[Records from a collection]
= = = = = = =
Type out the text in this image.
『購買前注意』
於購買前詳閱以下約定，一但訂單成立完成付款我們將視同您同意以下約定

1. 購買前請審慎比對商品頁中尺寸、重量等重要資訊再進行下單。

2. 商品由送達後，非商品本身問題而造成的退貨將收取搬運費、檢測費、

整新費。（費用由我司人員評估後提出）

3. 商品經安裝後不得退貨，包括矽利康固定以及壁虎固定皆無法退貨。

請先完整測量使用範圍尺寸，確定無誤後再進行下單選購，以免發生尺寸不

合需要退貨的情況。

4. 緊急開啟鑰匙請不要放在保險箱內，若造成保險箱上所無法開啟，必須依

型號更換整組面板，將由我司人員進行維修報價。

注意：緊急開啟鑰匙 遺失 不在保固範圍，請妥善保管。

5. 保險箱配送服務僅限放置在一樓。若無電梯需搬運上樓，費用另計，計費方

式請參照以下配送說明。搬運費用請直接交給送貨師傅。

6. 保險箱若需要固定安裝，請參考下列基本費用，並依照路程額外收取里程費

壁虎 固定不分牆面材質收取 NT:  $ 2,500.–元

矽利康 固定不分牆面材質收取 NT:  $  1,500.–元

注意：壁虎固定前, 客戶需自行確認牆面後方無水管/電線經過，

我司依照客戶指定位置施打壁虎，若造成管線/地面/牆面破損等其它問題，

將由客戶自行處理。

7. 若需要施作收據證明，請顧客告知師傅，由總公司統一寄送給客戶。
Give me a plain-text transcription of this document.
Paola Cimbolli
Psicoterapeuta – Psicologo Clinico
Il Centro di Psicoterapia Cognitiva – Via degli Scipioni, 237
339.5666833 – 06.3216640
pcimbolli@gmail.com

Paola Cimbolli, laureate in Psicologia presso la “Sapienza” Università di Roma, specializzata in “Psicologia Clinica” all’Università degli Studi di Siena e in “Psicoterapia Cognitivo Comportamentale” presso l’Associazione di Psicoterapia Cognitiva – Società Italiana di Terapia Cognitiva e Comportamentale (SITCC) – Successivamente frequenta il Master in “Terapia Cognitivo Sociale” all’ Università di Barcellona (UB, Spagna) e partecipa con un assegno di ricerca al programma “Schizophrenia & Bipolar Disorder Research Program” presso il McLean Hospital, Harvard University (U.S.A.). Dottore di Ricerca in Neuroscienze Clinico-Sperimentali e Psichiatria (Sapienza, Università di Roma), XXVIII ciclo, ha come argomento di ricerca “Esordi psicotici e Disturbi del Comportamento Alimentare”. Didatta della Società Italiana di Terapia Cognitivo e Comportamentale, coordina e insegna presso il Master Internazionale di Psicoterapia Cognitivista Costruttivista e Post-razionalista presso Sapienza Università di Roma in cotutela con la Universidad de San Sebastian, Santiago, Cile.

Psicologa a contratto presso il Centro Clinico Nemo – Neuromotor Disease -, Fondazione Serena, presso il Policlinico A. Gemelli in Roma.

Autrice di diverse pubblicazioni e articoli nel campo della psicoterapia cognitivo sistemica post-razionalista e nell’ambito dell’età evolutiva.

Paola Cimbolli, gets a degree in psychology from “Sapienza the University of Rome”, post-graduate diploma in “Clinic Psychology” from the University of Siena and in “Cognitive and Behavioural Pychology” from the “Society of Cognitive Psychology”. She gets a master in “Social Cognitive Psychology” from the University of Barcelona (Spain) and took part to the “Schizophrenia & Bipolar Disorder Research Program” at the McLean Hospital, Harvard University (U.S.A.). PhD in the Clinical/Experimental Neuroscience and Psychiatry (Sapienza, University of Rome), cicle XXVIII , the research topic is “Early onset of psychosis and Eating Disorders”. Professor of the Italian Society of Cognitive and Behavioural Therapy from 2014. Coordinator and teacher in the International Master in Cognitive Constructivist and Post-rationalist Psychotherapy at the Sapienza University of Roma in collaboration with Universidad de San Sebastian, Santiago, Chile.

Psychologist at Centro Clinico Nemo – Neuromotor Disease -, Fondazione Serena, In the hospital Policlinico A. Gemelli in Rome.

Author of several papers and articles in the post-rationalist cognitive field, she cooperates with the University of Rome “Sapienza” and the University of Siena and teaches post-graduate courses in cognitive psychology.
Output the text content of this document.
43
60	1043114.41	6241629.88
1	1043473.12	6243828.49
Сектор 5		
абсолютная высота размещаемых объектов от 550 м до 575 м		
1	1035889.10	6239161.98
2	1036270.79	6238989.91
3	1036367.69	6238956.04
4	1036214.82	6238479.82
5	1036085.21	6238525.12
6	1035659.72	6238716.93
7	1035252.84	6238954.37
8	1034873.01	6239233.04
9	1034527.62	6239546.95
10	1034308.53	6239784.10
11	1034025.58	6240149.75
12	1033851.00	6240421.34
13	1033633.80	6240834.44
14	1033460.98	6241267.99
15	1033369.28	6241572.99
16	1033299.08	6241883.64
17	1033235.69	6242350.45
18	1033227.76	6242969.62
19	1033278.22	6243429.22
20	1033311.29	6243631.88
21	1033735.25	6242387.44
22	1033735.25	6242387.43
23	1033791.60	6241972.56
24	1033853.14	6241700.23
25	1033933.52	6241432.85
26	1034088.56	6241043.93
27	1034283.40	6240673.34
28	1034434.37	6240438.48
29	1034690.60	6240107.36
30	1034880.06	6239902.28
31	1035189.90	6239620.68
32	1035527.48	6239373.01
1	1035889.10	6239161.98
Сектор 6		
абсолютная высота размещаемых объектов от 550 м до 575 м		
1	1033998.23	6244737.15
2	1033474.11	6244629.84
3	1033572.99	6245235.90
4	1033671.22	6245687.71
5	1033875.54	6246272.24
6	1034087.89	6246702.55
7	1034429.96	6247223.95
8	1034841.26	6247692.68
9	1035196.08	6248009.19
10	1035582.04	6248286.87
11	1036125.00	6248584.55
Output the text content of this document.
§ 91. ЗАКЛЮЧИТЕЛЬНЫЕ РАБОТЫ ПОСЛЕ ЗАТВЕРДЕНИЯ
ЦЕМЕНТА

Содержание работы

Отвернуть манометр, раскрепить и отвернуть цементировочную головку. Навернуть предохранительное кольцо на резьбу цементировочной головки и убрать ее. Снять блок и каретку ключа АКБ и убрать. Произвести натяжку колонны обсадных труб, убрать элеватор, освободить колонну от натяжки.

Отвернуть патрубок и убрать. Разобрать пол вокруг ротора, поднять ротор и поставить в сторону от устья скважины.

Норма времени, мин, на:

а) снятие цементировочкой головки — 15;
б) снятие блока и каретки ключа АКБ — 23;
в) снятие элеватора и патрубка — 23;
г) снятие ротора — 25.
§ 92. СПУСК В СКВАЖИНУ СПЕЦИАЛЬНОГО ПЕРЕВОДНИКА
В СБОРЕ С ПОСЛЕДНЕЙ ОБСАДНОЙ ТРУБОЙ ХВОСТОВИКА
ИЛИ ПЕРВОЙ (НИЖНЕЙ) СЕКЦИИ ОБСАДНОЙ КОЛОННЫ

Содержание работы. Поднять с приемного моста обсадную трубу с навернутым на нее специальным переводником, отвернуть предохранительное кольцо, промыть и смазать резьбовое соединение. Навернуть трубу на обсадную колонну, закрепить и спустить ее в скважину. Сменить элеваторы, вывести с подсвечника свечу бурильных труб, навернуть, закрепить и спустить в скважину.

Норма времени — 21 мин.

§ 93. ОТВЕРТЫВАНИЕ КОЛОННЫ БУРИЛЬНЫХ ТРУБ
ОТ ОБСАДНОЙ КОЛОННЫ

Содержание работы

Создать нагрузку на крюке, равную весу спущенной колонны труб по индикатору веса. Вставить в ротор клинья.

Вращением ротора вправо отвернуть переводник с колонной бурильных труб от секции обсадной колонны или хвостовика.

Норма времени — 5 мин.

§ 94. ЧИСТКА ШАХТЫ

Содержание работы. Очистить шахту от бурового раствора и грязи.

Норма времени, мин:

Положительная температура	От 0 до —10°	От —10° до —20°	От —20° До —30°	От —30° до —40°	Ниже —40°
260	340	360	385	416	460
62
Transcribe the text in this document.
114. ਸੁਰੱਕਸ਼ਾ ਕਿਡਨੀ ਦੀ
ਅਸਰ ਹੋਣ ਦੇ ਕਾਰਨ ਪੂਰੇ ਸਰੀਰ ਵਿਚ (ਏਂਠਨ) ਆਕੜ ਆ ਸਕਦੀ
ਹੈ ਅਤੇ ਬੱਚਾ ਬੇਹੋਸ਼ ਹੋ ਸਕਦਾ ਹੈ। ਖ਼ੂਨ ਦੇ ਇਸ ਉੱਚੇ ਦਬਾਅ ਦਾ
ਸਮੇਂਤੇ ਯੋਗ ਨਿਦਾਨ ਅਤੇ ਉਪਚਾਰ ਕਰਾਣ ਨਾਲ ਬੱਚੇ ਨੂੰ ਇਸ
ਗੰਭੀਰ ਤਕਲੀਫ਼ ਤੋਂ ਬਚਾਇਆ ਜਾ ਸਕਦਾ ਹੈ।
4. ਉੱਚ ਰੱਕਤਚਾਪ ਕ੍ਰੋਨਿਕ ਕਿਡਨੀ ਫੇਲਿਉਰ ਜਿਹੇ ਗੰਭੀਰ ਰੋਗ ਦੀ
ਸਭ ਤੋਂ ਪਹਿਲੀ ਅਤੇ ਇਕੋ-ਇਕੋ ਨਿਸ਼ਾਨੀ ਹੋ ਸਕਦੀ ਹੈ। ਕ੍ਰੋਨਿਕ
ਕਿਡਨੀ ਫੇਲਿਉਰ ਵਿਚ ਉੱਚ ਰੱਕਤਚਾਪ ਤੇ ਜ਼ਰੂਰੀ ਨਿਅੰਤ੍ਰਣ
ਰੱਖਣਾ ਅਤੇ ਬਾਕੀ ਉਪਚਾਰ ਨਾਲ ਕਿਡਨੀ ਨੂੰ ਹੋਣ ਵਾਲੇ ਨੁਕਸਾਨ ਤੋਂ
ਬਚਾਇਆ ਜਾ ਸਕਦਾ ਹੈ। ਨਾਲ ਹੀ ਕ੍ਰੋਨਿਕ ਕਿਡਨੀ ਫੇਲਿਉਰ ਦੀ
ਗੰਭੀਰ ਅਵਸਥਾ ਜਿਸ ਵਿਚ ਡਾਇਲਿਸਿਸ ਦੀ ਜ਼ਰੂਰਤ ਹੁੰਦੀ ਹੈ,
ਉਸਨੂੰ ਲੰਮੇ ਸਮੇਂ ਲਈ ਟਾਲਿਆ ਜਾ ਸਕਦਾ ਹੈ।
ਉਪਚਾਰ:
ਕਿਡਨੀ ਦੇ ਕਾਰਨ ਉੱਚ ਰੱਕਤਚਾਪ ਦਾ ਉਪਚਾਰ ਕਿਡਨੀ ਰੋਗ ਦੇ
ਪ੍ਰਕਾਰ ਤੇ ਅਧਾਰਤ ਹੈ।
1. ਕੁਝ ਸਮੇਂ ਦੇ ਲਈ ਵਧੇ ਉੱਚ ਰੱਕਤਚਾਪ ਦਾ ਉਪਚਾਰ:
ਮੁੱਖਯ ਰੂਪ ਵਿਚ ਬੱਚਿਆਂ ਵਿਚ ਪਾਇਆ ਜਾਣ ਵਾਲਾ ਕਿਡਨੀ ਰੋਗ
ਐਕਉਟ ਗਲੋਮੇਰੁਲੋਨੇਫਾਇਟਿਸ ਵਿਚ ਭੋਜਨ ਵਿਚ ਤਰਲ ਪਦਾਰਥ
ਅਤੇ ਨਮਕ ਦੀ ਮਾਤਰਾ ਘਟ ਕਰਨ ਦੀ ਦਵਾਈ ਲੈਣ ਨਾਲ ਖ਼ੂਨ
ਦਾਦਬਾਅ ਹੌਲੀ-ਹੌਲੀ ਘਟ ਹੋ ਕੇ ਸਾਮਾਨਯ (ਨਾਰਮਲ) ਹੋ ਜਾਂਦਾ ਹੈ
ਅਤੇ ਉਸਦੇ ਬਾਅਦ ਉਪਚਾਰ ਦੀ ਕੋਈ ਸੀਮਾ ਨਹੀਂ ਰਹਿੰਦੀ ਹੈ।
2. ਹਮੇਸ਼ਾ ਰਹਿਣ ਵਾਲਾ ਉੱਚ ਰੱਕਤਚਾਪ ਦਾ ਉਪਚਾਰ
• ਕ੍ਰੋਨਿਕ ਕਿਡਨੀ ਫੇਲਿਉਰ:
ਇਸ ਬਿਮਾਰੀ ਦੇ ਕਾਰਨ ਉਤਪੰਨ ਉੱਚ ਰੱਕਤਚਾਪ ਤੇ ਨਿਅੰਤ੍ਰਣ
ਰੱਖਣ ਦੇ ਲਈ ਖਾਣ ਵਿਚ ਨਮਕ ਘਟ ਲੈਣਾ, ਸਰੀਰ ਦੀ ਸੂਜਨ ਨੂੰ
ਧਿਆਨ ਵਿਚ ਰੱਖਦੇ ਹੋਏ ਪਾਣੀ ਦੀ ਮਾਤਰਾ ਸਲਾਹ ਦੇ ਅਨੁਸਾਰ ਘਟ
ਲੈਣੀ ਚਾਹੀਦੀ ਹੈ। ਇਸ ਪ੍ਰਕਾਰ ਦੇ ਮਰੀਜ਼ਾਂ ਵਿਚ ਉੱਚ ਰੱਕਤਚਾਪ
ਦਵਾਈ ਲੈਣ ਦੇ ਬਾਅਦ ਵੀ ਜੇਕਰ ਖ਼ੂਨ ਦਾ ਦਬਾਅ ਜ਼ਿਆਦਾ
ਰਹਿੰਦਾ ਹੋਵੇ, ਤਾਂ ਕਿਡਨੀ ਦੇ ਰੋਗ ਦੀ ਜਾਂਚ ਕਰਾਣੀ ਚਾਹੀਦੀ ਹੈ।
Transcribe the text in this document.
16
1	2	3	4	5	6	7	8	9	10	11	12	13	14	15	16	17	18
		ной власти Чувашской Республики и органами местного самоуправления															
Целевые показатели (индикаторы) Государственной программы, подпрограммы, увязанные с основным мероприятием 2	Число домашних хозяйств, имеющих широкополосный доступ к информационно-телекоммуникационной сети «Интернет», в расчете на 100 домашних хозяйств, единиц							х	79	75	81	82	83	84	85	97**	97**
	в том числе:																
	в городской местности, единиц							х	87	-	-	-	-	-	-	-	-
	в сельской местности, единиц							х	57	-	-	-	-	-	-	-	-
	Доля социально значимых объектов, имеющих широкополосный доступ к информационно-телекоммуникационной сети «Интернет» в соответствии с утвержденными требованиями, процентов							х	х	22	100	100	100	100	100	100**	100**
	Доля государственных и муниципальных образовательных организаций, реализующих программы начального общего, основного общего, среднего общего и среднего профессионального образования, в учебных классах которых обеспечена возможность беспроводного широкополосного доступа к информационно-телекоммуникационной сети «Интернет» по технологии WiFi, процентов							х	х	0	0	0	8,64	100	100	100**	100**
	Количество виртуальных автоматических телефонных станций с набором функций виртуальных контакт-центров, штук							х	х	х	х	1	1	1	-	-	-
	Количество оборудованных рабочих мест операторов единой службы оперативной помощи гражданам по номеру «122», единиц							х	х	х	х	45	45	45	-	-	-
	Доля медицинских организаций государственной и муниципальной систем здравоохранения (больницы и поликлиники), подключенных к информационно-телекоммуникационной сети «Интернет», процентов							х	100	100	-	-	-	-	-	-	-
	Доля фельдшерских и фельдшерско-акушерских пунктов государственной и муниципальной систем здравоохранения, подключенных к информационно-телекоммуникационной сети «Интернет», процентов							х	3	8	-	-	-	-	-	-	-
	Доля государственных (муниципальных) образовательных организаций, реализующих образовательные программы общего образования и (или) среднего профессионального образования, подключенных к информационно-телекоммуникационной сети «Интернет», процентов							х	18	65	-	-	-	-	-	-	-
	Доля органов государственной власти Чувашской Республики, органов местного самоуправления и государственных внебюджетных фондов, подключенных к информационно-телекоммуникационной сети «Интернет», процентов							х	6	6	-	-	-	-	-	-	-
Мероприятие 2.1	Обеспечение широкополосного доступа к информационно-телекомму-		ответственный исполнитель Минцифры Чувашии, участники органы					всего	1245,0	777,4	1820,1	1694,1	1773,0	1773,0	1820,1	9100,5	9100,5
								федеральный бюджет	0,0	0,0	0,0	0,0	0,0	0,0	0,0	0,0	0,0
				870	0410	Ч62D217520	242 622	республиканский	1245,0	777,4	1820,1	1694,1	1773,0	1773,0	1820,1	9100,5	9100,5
= = = = = = =
### WHAT TO DO
Working from the entries above, return all lines that contain "Centro".

### COMPLETE RESPONSE
Il Centro di Psicoterapia Cognitiva – Via degli Scipioni, 237
Psicologa a contratto presso il Centro Clinico Nemo – Neuromotor Disease -, Fondazione Serena, presso il Policlinico A. Gemelli in Roma.
Psychologist at Centro Clinico Nemo – Neuromotor Disease -, Fondazione Serena, In the hospital Policlinico A. Gemelli in Rome.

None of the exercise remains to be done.